Prompt.
Repeat every line of the material, character for character.

Input rows.
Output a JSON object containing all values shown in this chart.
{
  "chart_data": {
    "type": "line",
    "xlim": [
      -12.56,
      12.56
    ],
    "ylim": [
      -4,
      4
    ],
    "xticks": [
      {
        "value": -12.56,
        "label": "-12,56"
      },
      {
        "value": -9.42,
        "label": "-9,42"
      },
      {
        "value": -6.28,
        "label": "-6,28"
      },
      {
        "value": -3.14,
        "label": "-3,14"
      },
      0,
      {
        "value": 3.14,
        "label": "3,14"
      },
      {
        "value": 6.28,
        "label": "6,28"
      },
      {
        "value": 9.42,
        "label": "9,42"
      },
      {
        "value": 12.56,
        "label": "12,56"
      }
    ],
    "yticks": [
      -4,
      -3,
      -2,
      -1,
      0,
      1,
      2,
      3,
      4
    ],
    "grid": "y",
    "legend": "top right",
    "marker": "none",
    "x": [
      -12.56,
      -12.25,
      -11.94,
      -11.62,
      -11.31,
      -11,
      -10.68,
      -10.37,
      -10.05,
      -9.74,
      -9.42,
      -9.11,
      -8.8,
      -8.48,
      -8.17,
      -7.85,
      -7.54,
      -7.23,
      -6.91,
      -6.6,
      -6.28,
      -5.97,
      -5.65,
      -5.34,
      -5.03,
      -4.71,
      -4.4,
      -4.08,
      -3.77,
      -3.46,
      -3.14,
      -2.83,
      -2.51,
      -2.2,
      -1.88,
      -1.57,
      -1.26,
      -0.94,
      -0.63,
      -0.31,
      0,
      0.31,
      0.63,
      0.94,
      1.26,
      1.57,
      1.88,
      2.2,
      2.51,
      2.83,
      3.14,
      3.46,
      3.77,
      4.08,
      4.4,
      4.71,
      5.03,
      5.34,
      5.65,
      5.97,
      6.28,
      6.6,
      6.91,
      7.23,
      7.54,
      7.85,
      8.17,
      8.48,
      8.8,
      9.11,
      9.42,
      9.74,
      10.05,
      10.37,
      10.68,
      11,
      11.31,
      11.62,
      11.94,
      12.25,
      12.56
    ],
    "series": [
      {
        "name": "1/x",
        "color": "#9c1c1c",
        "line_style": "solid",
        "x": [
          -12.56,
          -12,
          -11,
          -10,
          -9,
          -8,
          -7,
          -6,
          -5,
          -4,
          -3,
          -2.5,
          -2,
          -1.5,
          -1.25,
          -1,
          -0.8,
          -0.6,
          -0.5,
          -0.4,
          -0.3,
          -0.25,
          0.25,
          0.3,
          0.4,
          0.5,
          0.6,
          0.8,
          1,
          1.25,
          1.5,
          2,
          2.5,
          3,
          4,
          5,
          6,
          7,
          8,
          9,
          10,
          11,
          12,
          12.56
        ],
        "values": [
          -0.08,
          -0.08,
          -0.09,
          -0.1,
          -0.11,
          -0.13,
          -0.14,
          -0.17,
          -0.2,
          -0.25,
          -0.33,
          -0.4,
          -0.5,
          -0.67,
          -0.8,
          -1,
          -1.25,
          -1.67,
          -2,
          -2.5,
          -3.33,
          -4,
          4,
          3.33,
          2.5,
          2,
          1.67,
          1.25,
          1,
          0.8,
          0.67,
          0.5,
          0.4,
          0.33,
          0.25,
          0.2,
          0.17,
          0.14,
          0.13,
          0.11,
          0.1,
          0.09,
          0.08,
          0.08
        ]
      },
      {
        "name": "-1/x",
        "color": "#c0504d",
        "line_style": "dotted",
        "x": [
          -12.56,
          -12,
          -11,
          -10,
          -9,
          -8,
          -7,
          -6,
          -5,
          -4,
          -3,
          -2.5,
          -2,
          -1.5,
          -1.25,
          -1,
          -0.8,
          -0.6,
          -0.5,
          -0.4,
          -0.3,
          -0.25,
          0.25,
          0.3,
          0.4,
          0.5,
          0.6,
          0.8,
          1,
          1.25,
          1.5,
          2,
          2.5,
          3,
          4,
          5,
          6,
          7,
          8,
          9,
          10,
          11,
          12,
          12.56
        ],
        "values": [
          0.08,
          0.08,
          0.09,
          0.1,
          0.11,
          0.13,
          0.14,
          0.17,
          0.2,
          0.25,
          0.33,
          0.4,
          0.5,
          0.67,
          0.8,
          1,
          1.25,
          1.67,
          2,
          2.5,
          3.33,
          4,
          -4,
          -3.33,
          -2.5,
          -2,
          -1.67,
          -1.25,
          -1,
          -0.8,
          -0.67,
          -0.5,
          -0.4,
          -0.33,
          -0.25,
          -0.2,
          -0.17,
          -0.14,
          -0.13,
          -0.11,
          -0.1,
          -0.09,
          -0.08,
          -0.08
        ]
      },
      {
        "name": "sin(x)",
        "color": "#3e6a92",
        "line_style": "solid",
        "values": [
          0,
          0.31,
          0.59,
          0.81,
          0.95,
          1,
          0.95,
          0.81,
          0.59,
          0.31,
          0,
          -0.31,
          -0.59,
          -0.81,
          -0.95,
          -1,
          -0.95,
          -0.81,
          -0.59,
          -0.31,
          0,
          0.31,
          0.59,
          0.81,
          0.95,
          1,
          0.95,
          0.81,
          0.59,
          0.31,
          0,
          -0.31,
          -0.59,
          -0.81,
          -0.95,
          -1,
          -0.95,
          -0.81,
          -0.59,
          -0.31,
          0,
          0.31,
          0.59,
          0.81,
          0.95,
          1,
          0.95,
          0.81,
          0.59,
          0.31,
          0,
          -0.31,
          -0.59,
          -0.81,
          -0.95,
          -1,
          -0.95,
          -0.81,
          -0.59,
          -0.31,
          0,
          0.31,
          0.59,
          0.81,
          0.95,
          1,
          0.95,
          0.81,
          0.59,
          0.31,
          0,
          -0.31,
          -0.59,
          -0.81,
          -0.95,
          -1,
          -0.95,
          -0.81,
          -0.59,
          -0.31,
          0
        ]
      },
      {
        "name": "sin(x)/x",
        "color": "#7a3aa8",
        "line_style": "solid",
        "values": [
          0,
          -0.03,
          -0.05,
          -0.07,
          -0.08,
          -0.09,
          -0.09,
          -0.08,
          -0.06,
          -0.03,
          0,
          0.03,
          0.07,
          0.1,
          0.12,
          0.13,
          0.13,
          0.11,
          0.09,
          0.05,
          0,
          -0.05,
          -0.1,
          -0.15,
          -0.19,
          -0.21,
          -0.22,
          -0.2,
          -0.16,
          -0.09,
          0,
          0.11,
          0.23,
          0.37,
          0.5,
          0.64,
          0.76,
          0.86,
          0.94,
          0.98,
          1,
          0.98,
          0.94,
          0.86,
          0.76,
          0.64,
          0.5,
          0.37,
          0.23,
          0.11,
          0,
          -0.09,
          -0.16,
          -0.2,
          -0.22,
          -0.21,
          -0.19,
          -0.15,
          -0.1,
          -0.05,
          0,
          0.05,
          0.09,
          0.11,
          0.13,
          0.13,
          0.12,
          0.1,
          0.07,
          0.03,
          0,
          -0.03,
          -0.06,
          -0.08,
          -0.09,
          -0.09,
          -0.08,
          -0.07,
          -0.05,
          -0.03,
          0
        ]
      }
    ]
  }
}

Exercise solution.
Output a JSON object containing all values shown in this chart.
{
  "chart_data": {
    "type": "line",
    "xlim": [
      -12.56,
      12.56
    ],
    "ylim": [
      -4,
      4
    ],
    "xticks": [
      {
        "value": -12.56,
        "label": "-12,56"
      },
      {
        "value": -9.42,
        "label": "-9,42"
      },
      {
        "value": -6.28,
        "label": "-6,28"
      },
      {
        "value": -3.14,
        "label": "-3,14"
      },
      0,
      {
        "value": 3.14,
        "label": "3,14"
      },
      {
        "value": 6.28,
        "label": "6,28"
      },
      {
        "value": 9.42,
        "label": "9,42"
      },
      {
        "value": 12.56,
        "label": "12,56"
      }
    ],
    "yticks": [
      -4,
      -3,
      -2,
      -1,
      0,
      1,
      2,
      3,
      4
    ],
    "grid": "y",
    "legend": "top right",
    "marker": "none",
    "x": [
      -12.56,
      -12.25,
      -11.94,
      -11.62,
      -11.31,
      -11,
      -10.68,
      -10.37,
      -10.05,
      -9.74,
      -9.42,
      -9.11,
      -8.8,
      -8.48,
      -8.17,
      -7.85,
      -7.54,
      -7.23,
      -6.91,
      -6.6,
      -6.28,
      -5.97,
      -5.65,
      -5.34,
      -5.03,
      -4.71,
      -4.4,
      -4.08,
      -3.77,
      -3.46,
      -3.14,
      -2.83,
      -2.51,
      -2.2,
      -1.88,
      -1.57,
      -1.26,
      -0.94,
      -0.63,
      -0.31,
      0,
      0.31,
      0.63,
      0.94,
      1.26,
      1.57,
      1.88,
      2.2,
      2.51,
      2.83,
      3.14,
      3.46,
      3.77,
      4.08,
      4.4,
      4.71,
      5.03,
      5.34,
      5.65,
      5.97,
      6.28,
      6.6,
      6.91,
      7.23,
      7.54,
      7.85,
      8.17,
      8.48,
      8.8,
      9.11,
      9.42,
      9.74,
      10.05,
      10.37,
      10.68,
      11,
      11.31,
      11.62,
      11.94,
      12.25,
      12.56
    ],
    "series": [
      {
        "name": "1/x",
        "color": "#9c1c1c",
        "line_style": "solid",
        "x": [
          -12.56,
          -12,
          -11,
          -10,
          -9,
          -8,
          -7,
          -6,
          -5,
          -4,
          -3,
          -2.5,
          -2,
          -1.5,
          -1.25,
          -1,
          -0.8,
          -0.6,
          -0.5,
          -0.4,
          -0.3,
          -0.25,
          0.25,
          0.3,
          0.4,
          0.5,
          0.6,
          0.8,
          1,
          1.25,
          1.5,
          2,
          2.5,
          3,
          4,
          5,
          6,
          7,
          8,
          9,
          10,
          11,
          12,
          12.56
        ],
        "values": [
          -0.08,
          -0.08,
          -0.09,
          -0.1,
          -0.11,
          -0.13,
          -0.14,
          -0.17,
          -0.2,
          -0.25,
          -0.33,
          -0.4,
          -0.5,
          -0.67,
          -0.8,
          -1,
          -1.25,
          -1.67,
          -2,
          -2.5,
          -3.33,
          -4,
          4,
          3.33,
          2.5,
          2,
          1.67,
          1.25,
          1,
          0.8,
          0.67,
          0.5,
          0.4,
          0.33,
          0.25,
          0.2,
          0.17,
          0.14,
          0.13,
          0.11,
          0.1,
          0.09,
          0.08,
          0.08
        ]
      },
      {
        "name": "-1/x",
        "color": "#c0504d",
        "line_style": "dotted",
        "x": [
          -12.56,
          -12,
          -11,
          -10,
          -9,
          -8,
          -7,
          -6,
          -5,
          -4,
          -3,
          -2.5,
          -2,
          -1.5,
          -1.25,
          -1,
          -0.8,
          -0.6,
          -0.5,
          -0.4,
          -0.3,
          -0.25,
          0.25,
          0.3,
          0.4,
          0.5,
          0.6,
          0.8,
          1,
          1.25,
          1.5,
          2,
          2.5,
          3,
          4,
          5,
          6,
          7,
          8,
          9,
          10,
          11,
          12,
          12.56
        ],
        "values": [
          0.08,
          0.08,
          0.09,
          0.1,
          0.11,
          0.13,
          0.14,
          0.17,
          0.2,
          0.25,
          0.33,
          0.4,
          0.5,
          0.67,
          0.8,
          1,
          1.25,
          1.67,
          2,
          2.5,
          3.33,
          4,
          -4,
          -3.33,
          -2.5,
          -2,
          -1.67,
          -1.25,
          -1,
          -0.8,
          -0.67,
          -0.5,
          -0.4,
          -0.33,
          -0.25,
          -0.2,
          -0.17,
          -0.14,
          -0.13,
          -0.11,
          -0.1,
          -0.09,
          -0.08,
          -0.08
        ]
      },
      {
        "name": "sin(x)",
        "color": "#3e6a92",
        "line_style": "solid",
        "values": [
          0,
          0.31,
          0.59,
          0.81,
          0.95,
          1,
          0.95,
          0.81,
          0.59,
          0.31,
          0,
          -0.31,
          -0.59,
          -0.81,
          -0.95,
          -1,
          -0.95,
          -0.81,
          -0.59,
          -0.31,
          0,
          0.31,
          0.59,
          0.81,
          0.95,
          1,
          0.95,
          0.81,
          0.59,
          0.31,
          0,
          -0.31,
          -0.59,
          -0.81,
          -0.95,
          -1,
          -0.95,
          -0.81,
          -0.59,
          -0.31,
          0,
          0.31,
          0.59,
          0.81,
          0.95,
          1,
          0.95,
          0.81,
          0.59,
          0.31,
          0,
          -0.31,
          -0.59,
          -0.81,
          -0.95,
          -1,
          -0.95,
          -0.81,
          -0.59,
          -0.31,
          0,
          0.31,
          0.59,
          0.81,
          0.95,
          1,
          0.95,
          0.81,
          0.59,
          0.31,
          0,
          -0.31,
          -0.59,
          -0.81,
          -0.95,
          -1,
          -0.95,
          -0.81,
          -0.59,
          -0.31,
          0
        ]
      },
      {
        "name": "sin(x)/x",
        "color": "#7a3aa8",
        "line_style": "solid",
        "values": [
          0,
          -0.03,
          -0.05,
          -0.07,
          -0.08,
          -0.09,
          -0.09,
          -0.08,
          -0.06,
          -0.03,
          0,
          0.03,
          0.07,
          0.1,
          0.12,
          0.13,
          0.13,
          0.11,
          0.09,
          0.05,
          0,
          -0.05,
          -0.1,
          -0.15,
          -0.19,
          -0.21,
          -0.22,
          -0.2,
          -0.16,
          -0.09,
          0,
          0.11,
          0.23,
          0.37,
          0.5,
          0.64,
          0.76,
          0.86,
          0.94,
          0.98,
          1,
          0.98,
          0.94,
          0.86,
          0.76,
          0.64,
          0.5,
          0.37,
          0.23,
          0.11,
          0,
          -0.09,
          -0.16,
          -0.2,
          -0.22,
          -0.21,
          -0.19,
          -0.15,
          -0.1,
          -0.05,
          0,
          0.05,
          0.09,
          0.11,
          0.13,
          0.13,
          0.12,
          0.1,
          0.07,
          0.03,
          0,
          -0.03,
          -0.06,
          -0.08,
          -0.09,
          -0.09,
          -0.08,
          -0.07,
          -0.05,
          -0.03,
          0
        ]
      }
    ]
  }
}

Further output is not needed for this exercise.